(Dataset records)
**********

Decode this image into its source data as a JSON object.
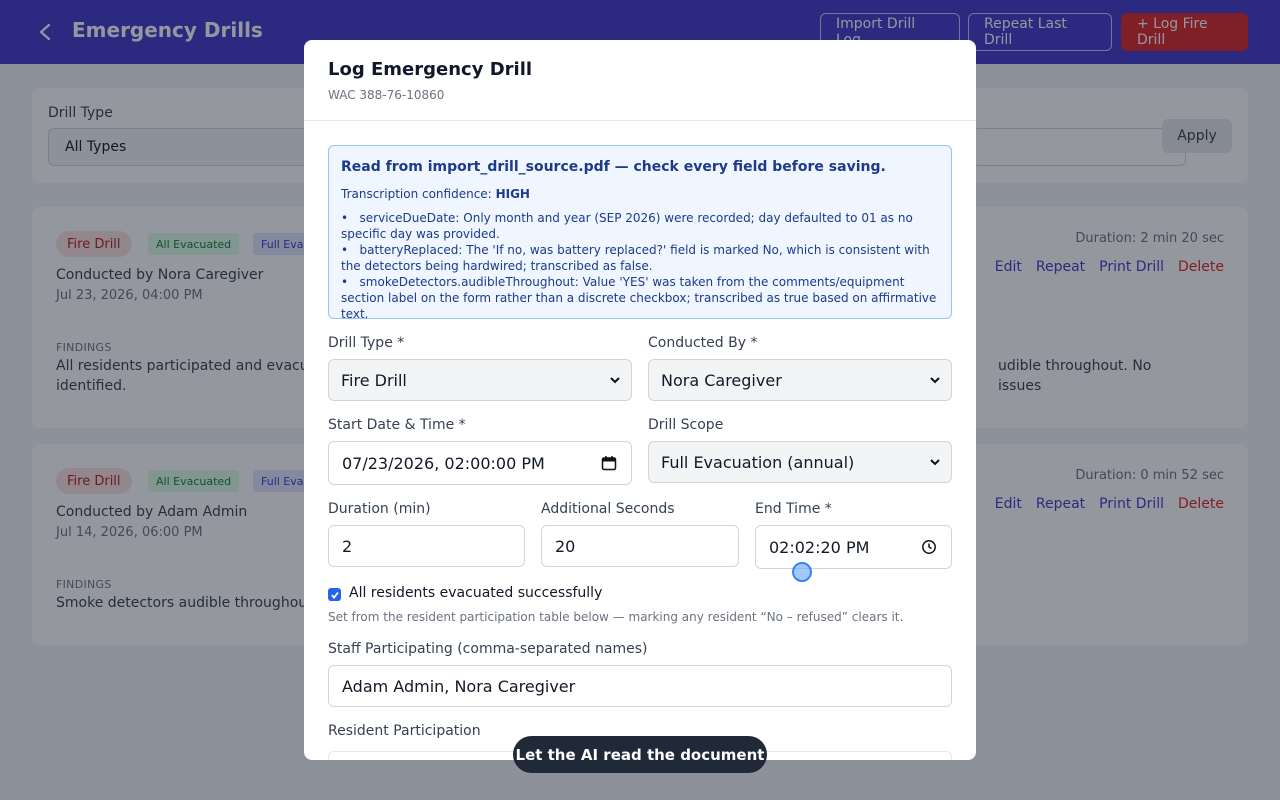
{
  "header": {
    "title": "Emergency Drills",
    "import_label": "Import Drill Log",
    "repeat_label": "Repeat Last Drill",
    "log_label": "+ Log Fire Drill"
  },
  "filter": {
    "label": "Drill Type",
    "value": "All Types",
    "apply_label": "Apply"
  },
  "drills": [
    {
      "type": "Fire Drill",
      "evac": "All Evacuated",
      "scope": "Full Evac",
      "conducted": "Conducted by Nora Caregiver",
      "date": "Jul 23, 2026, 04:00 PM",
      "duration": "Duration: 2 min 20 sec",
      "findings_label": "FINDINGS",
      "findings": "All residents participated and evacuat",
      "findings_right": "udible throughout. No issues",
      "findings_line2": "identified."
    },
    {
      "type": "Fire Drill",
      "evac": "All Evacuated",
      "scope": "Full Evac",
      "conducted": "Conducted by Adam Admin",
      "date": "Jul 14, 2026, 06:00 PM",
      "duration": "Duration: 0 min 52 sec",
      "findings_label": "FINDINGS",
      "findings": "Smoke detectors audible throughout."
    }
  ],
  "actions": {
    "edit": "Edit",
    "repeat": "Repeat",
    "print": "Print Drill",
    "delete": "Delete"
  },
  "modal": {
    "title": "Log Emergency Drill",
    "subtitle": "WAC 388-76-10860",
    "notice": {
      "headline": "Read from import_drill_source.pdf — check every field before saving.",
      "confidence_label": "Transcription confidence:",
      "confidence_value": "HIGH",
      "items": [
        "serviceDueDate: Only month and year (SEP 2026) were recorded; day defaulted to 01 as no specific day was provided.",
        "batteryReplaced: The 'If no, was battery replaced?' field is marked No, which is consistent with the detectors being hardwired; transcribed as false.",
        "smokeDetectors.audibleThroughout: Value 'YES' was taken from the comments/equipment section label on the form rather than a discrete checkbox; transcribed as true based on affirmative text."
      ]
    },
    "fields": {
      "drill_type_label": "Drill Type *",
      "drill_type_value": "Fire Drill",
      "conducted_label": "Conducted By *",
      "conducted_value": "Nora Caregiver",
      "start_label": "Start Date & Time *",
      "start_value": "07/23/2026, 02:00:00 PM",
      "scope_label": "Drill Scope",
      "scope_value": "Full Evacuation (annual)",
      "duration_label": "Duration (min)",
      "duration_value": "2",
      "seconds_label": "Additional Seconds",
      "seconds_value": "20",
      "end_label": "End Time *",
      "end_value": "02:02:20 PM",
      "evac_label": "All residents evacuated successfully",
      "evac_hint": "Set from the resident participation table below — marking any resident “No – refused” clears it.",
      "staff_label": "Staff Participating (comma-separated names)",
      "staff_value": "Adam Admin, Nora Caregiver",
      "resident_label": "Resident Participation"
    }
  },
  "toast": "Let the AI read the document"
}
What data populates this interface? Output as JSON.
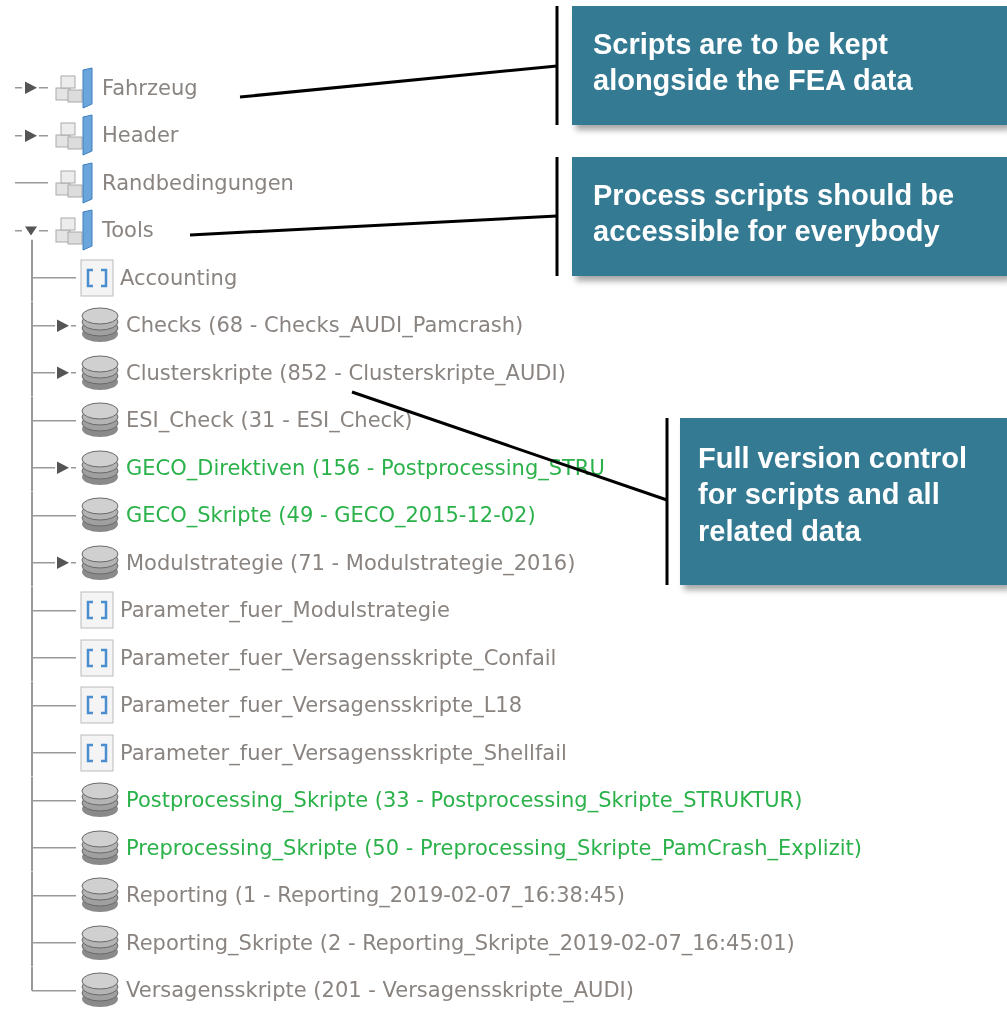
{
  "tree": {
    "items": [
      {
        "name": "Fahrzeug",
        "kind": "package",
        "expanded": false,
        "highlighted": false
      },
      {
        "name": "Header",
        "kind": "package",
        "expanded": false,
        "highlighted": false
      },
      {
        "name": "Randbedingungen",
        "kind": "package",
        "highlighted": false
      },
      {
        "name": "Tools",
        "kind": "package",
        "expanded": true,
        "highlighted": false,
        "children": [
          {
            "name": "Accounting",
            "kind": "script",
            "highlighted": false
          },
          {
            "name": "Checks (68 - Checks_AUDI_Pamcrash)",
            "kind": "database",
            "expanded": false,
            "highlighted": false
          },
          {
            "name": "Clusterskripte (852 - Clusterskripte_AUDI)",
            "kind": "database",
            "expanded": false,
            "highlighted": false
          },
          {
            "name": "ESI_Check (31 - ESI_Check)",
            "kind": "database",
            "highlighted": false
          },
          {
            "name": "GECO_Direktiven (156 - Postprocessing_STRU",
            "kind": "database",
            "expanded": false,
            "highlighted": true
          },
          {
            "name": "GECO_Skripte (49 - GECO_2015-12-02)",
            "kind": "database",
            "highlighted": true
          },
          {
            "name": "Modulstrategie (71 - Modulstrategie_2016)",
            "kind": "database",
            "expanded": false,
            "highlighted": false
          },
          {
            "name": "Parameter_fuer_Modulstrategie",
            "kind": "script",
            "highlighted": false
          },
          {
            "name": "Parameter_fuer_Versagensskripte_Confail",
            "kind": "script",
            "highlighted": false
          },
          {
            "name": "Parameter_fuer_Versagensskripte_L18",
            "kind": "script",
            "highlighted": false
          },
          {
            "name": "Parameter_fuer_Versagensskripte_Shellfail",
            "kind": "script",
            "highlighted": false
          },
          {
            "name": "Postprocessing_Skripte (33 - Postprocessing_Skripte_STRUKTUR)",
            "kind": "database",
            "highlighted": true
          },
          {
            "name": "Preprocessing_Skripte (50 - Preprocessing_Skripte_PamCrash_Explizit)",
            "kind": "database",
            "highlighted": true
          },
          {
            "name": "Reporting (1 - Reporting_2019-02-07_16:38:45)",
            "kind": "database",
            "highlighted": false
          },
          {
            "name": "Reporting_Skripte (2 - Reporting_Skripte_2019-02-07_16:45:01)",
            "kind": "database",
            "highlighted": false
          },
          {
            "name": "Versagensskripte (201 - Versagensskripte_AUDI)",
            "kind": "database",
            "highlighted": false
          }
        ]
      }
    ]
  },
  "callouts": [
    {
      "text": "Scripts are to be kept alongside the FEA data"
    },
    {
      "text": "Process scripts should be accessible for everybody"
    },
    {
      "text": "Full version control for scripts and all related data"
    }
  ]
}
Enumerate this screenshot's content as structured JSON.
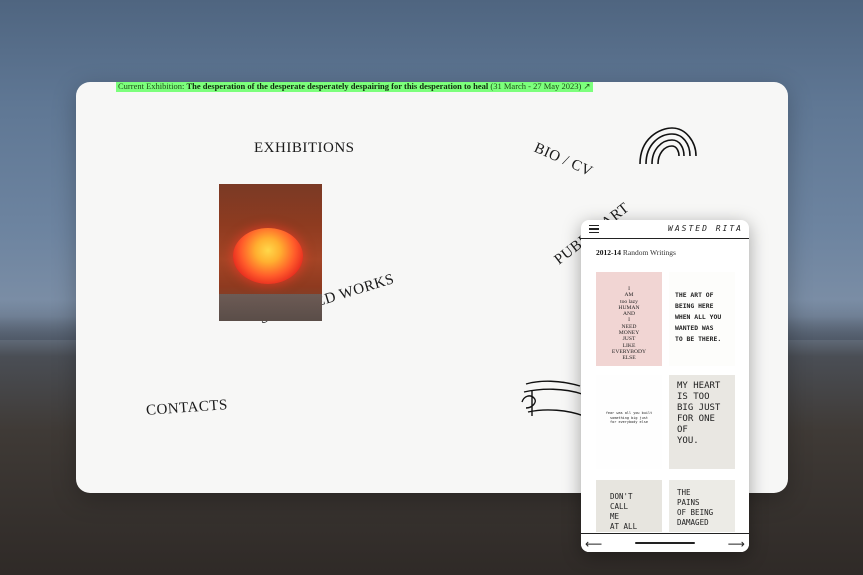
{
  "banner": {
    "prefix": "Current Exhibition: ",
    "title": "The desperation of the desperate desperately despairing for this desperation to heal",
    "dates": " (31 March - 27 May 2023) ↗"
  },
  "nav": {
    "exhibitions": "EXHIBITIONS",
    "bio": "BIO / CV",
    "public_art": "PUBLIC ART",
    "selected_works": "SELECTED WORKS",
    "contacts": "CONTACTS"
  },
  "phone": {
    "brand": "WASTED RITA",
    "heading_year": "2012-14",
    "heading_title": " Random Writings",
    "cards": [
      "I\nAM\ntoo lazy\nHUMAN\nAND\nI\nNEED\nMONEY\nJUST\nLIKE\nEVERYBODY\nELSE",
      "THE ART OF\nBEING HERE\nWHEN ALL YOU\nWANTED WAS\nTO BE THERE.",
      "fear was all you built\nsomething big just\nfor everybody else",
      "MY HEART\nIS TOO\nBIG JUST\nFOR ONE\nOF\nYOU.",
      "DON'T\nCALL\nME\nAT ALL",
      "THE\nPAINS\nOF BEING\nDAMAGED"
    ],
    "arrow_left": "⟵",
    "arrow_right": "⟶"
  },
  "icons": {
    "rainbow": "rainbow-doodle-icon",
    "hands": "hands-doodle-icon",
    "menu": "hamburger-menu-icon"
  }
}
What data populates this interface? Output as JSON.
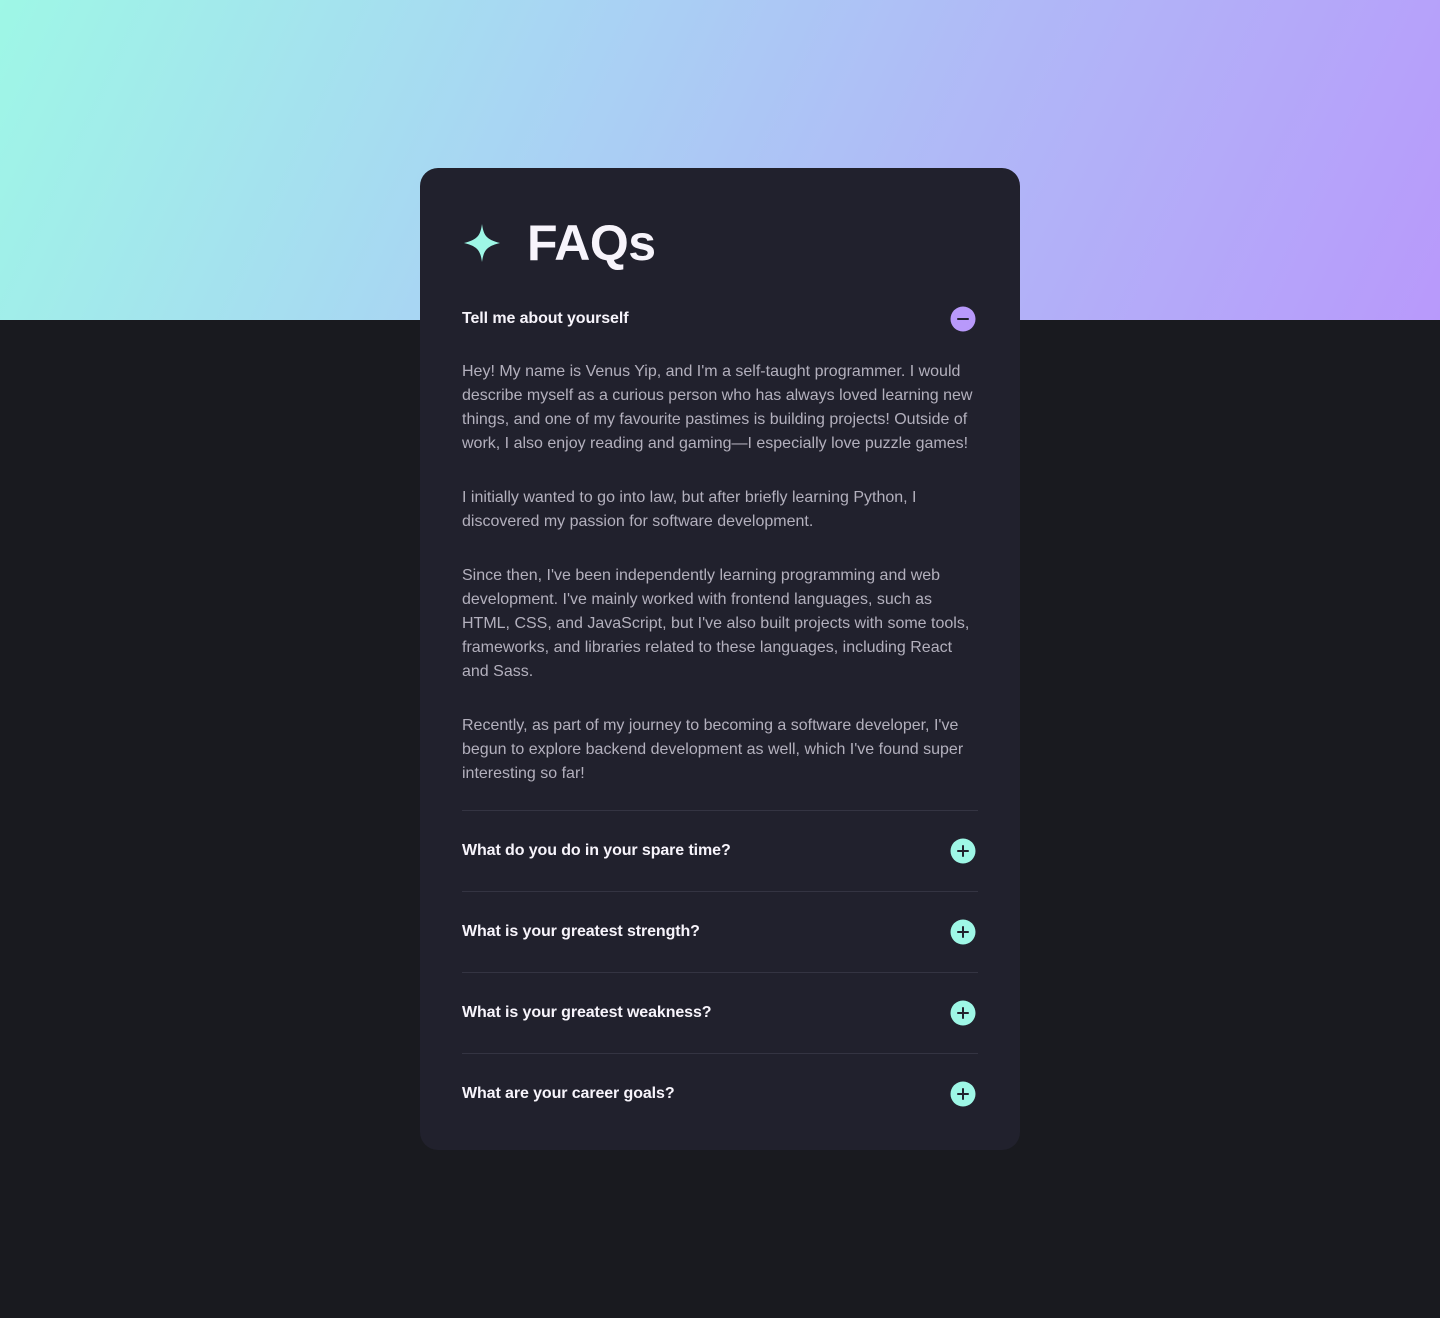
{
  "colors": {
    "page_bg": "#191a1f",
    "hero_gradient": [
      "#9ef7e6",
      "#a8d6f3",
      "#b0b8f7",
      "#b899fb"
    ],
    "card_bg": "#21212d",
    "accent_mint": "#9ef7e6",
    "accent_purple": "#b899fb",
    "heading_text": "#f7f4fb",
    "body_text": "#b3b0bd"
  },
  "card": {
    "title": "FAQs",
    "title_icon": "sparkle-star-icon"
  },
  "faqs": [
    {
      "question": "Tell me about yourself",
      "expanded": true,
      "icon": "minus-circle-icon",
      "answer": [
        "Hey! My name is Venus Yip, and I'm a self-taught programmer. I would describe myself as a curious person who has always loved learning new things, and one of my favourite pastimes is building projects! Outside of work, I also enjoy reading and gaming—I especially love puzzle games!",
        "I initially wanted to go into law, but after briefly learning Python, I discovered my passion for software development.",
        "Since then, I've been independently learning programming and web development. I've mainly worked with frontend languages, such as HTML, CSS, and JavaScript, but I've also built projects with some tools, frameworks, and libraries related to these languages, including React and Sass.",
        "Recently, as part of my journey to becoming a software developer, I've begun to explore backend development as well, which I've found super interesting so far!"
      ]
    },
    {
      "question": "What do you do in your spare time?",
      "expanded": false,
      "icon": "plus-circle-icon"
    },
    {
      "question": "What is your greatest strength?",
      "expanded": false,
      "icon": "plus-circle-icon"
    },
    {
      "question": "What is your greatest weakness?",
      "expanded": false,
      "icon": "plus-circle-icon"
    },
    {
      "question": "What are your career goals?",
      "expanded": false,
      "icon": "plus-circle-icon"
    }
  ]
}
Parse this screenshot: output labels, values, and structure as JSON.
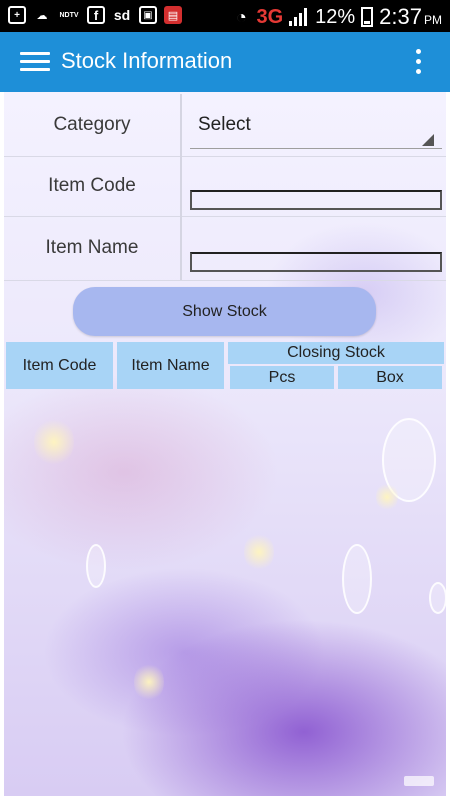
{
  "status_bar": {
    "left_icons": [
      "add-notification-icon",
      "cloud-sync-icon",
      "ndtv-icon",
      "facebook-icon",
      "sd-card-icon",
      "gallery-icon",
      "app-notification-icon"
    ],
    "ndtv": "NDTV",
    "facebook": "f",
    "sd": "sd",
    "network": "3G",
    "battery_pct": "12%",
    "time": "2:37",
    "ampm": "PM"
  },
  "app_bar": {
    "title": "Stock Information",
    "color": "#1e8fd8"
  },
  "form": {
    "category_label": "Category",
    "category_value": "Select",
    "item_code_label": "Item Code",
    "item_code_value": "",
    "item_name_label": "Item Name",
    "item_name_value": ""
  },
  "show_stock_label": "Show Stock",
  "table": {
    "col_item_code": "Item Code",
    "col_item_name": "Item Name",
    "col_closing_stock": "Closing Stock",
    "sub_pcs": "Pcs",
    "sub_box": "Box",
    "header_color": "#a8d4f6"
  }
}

**********

▸ What needs to be done
With pictures left out, repeat exactly the lines from the line bearing "Parse this screenshot: output" through the final line of the records above.

▸ Task solution
Parse this screenshot: output labels, values, and structure as JSON.
{
  "status_bar": {
    "left_icons": [
      "add-notification-icon",
      "cloud-sync-icon",
      "ndtv-icon",
      "facebook-icon",
      "sd-card-icon",
      "gallery-icon",
      "app-notification-icon"
    ],
    "ndtv": "NDTV",
    "facebook": "f",
    "sd": "sd",
    "network": "3G",
    "battery_pct": "12%",
    "time": "2:37",
    "ampm": "PM"
  },
  "app_bar": {
    "title": "Stock Information",
    "color": "#1e8fd8"
  },
  "form": {
    "category_label": "Category",
    "category_value": "Select",
    "item_code_label": "Item Code",
    "item_code_value": "",
    "item_name_label": "Item Name",
    "item_name_value": ""
  },
  "show_stock_label": "Show Stock",
  "table": {
    "col_item_code": "Item Code",
    "col_item_name": "Item Name",
    "col_closing_stock": "Closing Stock",
    "sub_pcs": "Pcs",
    "sub_box": "Box",
    "header_color": "#a8d4f6"
  }
}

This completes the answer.